**Your goal**
Every line of the material that follows must be printed again exactly.

**Rows**
----------
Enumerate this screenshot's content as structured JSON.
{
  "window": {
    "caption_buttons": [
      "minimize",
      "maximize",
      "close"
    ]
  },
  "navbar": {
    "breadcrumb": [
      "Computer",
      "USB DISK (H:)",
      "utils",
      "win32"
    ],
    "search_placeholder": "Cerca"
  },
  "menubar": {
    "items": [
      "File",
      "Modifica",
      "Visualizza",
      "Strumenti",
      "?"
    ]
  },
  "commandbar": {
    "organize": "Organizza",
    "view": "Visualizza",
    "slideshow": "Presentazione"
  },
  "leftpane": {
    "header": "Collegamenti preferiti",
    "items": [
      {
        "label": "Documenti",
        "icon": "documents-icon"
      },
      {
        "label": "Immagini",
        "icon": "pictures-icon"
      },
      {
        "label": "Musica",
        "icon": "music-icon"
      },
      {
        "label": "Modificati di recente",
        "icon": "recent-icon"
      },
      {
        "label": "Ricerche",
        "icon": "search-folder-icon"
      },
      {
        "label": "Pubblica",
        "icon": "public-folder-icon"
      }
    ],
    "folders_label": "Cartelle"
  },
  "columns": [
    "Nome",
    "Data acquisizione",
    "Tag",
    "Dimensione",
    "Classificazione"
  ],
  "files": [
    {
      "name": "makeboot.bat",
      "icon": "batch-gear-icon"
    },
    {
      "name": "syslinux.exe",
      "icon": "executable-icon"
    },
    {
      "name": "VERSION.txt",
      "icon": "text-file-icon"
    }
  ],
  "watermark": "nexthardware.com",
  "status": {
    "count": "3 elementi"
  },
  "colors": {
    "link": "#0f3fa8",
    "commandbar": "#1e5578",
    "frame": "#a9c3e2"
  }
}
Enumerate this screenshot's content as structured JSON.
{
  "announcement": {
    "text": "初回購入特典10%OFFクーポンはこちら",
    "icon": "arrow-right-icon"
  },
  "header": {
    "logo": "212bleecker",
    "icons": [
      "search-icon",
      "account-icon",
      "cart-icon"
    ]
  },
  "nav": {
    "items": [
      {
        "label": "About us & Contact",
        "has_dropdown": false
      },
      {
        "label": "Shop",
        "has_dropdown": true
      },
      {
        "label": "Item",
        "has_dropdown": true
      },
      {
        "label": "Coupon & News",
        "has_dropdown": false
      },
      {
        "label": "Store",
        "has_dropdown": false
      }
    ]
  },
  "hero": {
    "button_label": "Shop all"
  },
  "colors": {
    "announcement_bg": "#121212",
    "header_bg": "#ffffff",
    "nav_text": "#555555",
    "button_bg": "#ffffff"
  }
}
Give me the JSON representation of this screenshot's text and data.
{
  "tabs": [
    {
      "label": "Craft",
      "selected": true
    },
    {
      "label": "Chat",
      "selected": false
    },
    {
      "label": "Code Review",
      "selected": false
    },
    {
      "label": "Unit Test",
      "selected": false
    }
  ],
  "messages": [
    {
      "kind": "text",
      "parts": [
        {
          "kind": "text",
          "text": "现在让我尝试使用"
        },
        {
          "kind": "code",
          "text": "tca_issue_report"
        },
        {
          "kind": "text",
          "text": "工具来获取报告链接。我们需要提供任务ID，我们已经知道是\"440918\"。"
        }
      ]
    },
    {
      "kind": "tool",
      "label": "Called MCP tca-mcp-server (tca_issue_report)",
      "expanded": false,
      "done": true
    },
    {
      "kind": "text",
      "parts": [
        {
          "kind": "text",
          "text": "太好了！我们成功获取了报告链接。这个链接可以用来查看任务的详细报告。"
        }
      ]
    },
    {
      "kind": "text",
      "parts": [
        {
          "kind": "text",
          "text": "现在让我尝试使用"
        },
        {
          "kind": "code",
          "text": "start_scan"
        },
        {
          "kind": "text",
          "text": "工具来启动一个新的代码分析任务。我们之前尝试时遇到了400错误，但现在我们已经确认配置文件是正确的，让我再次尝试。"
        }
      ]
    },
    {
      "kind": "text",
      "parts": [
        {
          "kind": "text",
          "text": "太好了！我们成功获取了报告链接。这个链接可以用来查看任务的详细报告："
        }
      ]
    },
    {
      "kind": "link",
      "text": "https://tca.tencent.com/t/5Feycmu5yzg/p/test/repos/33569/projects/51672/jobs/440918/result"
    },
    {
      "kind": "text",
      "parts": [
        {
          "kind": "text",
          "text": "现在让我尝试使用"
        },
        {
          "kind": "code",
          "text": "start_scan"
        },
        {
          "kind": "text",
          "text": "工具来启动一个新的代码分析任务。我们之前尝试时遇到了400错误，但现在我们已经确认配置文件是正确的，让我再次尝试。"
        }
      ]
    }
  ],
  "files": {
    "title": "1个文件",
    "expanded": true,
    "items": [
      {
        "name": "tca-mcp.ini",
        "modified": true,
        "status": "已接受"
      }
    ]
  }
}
----------
**Task result**
Enumerate this screenshot's content as structured JSON.
{
  "window": {
    "caption_buttons": [
      "minimize",
      "maximize",
      "close"
    ]
  },
  "navbar": {
    "breadcrumb": [
      "Computer",
      "USB DISK (H:)",
      "utils",
      "win32"
    ],
    "search_placeholder": "Cerca"
  },
  "menubar": {
    "items": [
      "File",
      "Modifica",
      "Visualizza",
      "Strumenti",
      "?"
    ]
  },
  "commandbar": {
    "organize": "Organizza",
    "view": "Visualizza",
    "slideshow": "Presentazione"
  },
  "leftpane": {
    "header": "Collegamenti preferiti",
    "items": [
      {
        "label": "Documenti",
        "icon": "documents-icon"
      },
      {
        "label": "Immagini",
        "icon": "pictures-icon"
      },
      {
        "label": "Musica",
        "icon": "music-icon"
      },
      {
        "label": "Modificati di recente",
        "icon": "recent-icon"
      },
      {
        "label": "Ricerche",
        "icon": "search-folder-icon"
      },
      {
        "label": "Pubblica",
        "icon": "public-folder-icon"
      }
    ],
    "folders_label": "Cartelle"
  },
  "columns": [
    "Nome",
    "Data acquisizione",
    "Tag",
    "Dimensione",
    "Classificazione"
  ],
  "files": [
    {
      "name": "makeboot.bat",
      "icon": "batch-gear-icon"
    },
    {
      "name": "syslinux.exe",
      "icon": "executable-icon"
    },
    {
      "name": "VERSION.txt",
      "icon": "text-file-icon"
    }
  ],
  "watermark": "nexthardware.com",
  "status": {
    "count": "3 elementi"
  },
  "colors": {
    "link": "#0f3fa8",
    "commandbar": "#1e5578",
    "frame": "#a9c3e2"
  }
}
Enumerate this screenshot's content as structured JSON.
{
  "announcement": {
    "text": "初回購入特典10%OFFクーポンはこちら",
    "icon": "arrow-right-icon"
  },
  "header": {
    "logo": "212bleecker",
    "icons": [
      "search-icon",
      "account-icon",
      "cart-icon"
    ]
  },
  "nav": {
    "items": [
      {
        "label": "About us & Contact",
        "has_dropdown": false
      },
      {
        "label": "Shop",
        "has_dropdown": true
      },
      {
        "label": "Item",
        "has_dropdown": true
      },
      {
        "label": "Coupon & News",
        "has_dropdown": false
      },
      {
        "label": "Store",
        "has_dropdown": false
      }
    ]
  },
  "hero": {
    "button_label": "Shop all"
  },
  "colors": {
    "announcement_bg": "#121212",
    "header_bg": "#ffffff",
    "nav_text": "#555555",
    "button_bg": "#ffffff"
  }
}
Give me the JSON representation of this screenshot's text and data.
{
  "tabs": [
    {
      "label": "Craft",
      "selected": true
    },
    {
      "label": "Chat",
      "selected": false
    },
    {
      "label": "Code Review",
      "selected": false
    },
    {
      "label": "Unit Test",
      "selected": false
    }
  ],
  "messages": [
    {
      "kind": "text",
      "parts": [
        {
          "kind": "text",
          "text": "现在让我尝试使用"
        },
        {
          "kind": "code",
          "text": "tca_issue_report"
        },
        {
          "kind": "text",
          "text": "工具来获取报告链接。我们需要提供任务ID，我们已经知道是\"440918\"。"
        }
      ]
    },
    {
      "kind": "tool",
      "label": "Called MCP tca-mcp-server (tca_issue_report)",
      "expanded": false,
      "done": true
    },
    {
      "kind": "text",
      "parts": [
        {
          "kind": "text",
          "text": "太好了！我们成功获取了报告链接。这个链接可以用来查看任务的详细报告。"
        }
      ]
    },
    {
      "kind": "text",
      "parts": [
        {
          "kind": "text",
          "text": "现在让我尝试使用"
        },
        {
          "kind": "code",
          "text": "start_scan"
        },
        {
          "kind": "text",
          "text": "工具来启动一个新的代码分析任务。我们之前尝试时遇到了400错误，但现在我们已经确认配置文件是正确的，让我再次尝试。"
        }
      ]
    },
    {
      "kind": "text",
      "parts": [
        {
          "kind": "text",
          "text": "太好了！我们成功获取了报告链接。这个链接可以用来查看任务的详细报告："
        }
      ]
    },
    {
      "kind": "link",
      "text": "https://tca.tencent.com/t/5Feycmu5yzg/p/test/repos/33569/projects/51672/jobs/440918/result"
    },
    {
      "kind": "text",
      "parts": [
        {
          "kind": "text",
          "text": "现在让我尝试使用"
        },
        {
          "kind": "code",
          "text": "start_scan"
        },
        {
          "kind": "text",
          "text": "工具来启动一个新的代码分析任务。我们之前尝试时遇到了400错误，但现在我们已经确认配置文件是正确的，让我再次尝试。"
        }
      ]
    }
  ],
  "files": {
    "title": "1个文件",
    "expanded": true,
    "items": [
      {
        "name": "tca-mcp.ini",
        "modified": true,
        "status": "已接受"
      }
    ]
  }
}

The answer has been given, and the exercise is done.